JOB
Whenever a line contains the string "mortgage", copy it out of the entries.

GIVEN INFORMATION
----
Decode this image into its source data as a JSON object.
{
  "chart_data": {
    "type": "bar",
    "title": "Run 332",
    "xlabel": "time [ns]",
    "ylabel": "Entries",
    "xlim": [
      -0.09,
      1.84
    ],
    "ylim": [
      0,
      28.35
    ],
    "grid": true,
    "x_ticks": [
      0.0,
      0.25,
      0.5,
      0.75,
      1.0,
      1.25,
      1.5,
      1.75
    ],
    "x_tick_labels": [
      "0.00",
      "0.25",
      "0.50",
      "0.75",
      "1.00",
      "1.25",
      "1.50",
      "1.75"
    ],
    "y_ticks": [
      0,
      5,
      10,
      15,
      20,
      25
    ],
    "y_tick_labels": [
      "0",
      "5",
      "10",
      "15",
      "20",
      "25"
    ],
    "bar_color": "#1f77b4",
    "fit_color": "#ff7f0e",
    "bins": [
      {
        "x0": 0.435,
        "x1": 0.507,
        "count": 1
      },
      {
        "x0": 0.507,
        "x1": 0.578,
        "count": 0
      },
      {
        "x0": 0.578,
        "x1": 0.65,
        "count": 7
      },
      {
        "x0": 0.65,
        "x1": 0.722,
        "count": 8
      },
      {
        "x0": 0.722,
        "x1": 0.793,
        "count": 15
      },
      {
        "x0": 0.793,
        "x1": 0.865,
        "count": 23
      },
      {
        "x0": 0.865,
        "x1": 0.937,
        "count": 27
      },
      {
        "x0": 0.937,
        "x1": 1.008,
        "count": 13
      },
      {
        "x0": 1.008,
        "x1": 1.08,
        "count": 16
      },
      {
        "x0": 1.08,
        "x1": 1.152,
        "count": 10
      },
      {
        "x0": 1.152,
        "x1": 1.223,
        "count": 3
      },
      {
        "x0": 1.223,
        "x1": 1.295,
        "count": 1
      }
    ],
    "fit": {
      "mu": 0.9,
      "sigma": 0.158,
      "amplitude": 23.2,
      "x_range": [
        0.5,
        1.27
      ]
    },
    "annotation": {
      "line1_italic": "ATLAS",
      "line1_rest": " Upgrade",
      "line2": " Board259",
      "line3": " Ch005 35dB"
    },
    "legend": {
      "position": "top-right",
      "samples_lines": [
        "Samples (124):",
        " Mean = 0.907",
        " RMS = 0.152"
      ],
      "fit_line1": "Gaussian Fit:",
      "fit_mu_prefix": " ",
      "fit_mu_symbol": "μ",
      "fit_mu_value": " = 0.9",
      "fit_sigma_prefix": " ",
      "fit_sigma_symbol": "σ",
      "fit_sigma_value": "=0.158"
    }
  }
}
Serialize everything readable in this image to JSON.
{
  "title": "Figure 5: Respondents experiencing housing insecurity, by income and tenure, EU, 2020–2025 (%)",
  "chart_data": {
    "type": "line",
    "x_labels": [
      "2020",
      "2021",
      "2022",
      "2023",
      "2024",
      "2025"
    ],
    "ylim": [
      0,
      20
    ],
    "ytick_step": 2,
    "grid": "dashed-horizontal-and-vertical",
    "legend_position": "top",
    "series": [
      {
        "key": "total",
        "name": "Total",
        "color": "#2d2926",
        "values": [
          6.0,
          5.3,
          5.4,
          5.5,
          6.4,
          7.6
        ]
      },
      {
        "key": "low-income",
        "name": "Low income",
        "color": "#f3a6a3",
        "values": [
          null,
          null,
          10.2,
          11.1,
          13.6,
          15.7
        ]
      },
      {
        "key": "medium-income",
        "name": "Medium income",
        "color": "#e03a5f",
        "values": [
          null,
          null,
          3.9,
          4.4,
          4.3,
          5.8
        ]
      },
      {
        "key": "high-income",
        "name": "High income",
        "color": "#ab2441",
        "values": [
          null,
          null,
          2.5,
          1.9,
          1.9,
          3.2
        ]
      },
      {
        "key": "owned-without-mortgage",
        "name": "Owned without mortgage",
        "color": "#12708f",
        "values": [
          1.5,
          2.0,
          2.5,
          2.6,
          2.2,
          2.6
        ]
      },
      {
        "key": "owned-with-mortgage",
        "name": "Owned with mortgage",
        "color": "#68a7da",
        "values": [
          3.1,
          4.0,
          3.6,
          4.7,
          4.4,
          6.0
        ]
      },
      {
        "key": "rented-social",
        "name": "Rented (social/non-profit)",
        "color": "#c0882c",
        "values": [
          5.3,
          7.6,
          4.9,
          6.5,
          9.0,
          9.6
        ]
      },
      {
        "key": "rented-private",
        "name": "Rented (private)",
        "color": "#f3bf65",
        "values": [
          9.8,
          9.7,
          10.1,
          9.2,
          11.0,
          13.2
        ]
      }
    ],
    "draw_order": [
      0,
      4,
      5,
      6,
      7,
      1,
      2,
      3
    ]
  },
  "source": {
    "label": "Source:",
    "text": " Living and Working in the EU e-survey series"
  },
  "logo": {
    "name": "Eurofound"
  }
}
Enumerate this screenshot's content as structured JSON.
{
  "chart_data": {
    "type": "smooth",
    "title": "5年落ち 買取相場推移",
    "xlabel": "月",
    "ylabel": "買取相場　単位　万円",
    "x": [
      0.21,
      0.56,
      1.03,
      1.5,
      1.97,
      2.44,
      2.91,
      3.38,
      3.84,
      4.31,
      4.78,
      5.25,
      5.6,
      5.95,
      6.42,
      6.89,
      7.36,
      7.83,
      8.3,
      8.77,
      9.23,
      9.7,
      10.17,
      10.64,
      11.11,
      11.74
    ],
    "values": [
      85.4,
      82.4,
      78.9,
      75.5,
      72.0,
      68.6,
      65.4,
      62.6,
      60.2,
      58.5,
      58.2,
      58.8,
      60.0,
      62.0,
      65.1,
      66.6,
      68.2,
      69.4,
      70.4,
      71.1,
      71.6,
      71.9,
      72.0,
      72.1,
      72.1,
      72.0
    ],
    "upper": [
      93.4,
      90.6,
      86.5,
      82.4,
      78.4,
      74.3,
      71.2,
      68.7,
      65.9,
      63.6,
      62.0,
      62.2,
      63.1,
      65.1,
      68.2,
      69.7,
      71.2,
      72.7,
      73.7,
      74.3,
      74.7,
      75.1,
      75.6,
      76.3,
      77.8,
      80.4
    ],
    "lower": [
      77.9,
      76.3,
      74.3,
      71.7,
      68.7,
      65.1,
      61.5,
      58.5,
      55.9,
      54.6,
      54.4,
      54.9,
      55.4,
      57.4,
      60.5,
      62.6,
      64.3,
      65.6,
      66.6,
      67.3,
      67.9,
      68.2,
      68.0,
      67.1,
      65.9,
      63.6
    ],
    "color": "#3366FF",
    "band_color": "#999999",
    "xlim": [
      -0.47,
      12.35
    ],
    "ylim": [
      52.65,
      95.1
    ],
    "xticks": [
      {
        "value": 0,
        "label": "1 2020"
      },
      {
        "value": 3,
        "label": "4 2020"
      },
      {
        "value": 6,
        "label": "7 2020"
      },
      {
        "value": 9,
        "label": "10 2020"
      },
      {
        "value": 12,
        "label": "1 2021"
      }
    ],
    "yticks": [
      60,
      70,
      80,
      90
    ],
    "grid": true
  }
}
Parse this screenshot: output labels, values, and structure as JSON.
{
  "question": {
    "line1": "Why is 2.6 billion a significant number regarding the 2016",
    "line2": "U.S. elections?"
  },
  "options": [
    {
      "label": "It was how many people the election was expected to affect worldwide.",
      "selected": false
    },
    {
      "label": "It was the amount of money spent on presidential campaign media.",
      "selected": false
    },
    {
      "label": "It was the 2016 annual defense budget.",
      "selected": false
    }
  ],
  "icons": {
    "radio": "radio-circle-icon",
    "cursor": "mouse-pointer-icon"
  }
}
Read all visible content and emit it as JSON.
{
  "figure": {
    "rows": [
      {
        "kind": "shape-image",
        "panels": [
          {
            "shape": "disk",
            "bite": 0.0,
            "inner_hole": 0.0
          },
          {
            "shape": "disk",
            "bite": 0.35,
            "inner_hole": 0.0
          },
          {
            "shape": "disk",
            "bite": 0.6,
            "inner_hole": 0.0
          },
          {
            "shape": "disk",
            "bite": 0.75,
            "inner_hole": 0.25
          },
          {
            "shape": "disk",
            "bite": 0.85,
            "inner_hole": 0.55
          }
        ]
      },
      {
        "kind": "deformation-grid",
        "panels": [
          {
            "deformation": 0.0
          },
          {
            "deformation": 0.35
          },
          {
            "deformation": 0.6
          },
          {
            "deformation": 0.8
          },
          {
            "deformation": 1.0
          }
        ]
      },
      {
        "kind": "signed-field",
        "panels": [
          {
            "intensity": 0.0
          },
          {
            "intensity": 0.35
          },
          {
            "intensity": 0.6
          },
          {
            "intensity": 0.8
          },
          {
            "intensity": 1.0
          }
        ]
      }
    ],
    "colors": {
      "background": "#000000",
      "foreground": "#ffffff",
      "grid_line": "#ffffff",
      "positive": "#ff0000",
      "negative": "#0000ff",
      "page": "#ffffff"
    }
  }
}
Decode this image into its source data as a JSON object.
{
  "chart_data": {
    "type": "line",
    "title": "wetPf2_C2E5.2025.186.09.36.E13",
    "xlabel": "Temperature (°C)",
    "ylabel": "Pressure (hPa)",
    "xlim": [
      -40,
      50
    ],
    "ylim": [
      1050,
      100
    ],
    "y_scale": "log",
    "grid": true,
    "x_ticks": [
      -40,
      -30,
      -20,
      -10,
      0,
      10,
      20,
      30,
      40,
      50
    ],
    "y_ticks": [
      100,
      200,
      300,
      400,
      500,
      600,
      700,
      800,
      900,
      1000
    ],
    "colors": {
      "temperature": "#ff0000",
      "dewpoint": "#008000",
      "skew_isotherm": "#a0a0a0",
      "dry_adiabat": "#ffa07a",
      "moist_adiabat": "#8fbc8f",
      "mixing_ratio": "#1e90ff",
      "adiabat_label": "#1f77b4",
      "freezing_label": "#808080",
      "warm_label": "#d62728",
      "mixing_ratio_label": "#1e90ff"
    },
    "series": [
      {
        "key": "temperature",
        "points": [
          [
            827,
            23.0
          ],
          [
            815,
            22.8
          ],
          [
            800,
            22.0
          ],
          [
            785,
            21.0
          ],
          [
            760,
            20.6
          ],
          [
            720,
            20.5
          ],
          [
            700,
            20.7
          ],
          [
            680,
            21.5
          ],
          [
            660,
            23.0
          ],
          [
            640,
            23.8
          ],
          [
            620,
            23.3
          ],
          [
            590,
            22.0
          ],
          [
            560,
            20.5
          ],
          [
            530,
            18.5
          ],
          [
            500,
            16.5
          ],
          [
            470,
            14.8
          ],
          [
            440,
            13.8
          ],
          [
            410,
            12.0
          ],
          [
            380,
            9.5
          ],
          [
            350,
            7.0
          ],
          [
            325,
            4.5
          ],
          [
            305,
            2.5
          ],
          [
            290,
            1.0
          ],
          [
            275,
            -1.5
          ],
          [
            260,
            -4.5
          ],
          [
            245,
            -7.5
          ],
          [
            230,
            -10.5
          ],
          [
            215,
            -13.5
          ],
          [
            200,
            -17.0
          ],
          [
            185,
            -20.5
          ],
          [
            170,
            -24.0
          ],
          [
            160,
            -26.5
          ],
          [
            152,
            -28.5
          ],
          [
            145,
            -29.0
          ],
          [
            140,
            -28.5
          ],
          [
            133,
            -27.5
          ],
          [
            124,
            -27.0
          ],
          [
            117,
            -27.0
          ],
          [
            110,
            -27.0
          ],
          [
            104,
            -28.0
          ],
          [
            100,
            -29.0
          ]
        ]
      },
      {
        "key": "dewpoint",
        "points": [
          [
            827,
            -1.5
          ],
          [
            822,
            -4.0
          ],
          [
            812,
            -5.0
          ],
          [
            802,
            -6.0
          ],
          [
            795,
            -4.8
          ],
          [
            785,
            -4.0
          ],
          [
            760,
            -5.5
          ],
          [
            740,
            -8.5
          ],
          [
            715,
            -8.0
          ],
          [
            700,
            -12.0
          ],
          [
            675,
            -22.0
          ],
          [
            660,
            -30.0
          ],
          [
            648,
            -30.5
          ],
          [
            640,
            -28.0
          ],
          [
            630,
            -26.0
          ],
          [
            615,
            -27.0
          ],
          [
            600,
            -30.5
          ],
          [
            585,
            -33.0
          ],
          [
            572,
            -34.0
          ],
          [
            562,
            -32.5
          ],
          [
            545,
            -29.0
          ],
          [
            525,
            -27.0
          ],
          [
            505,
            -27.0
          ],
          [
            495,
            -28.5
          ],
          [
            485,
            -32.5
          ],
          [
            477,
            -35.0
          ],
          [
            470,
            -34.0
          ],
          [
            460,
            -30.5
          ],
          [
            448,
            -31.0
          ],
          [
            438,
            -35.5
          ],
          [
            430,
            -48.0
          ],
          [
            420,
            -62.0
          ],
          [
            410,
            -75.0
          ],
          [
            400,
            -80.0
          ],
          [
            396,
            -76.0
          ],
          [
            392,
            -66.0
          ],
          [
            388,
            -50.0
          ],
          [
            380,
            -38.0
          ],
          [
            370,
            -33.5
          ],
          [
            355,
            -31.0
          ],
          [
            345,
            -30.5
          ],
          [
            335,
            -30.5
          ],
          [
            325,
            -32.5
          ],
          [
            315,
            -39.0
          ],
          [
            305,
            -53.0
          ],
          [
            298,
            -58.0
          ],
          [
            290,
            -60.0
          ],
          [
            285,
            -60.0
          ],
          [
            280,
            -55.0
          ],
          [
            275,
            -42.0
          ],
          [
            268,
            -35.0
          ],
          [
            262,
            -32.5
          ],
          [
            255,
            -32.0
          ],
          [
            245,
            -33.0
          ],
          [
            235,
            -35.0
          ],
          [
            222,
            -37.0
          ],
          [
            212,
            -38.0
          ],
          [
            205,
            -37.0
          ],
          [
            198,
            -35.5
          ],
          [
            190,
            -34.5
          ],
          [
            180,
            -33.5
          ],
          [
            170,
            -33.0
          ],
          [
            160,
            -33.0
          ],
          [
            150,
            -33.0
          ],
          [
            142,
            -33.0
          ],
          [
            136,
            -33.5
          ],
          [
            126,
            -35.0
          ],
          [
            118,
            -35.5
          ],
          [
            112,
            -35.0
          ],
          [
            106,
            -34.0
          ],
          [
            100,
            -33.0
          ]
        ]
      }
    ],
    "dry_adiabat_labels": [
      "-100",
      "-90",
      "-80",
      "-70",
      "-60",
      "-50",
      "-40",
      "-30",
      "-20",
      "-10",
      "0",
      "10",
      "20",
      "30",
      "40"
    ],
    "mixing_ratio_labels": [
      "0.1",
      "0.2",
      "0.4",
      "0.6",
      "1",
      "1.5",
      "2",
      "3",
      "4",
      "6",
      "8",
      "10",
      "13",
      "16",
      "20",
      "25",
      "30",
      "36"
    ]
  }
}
----
SOLUTION FOR THIS TASK
        "key": "owned-without-mortgage",
        "name": "Owned without mortgage",
        "key": "owned-with-mortgage",
        "name": "Owned with mortgage",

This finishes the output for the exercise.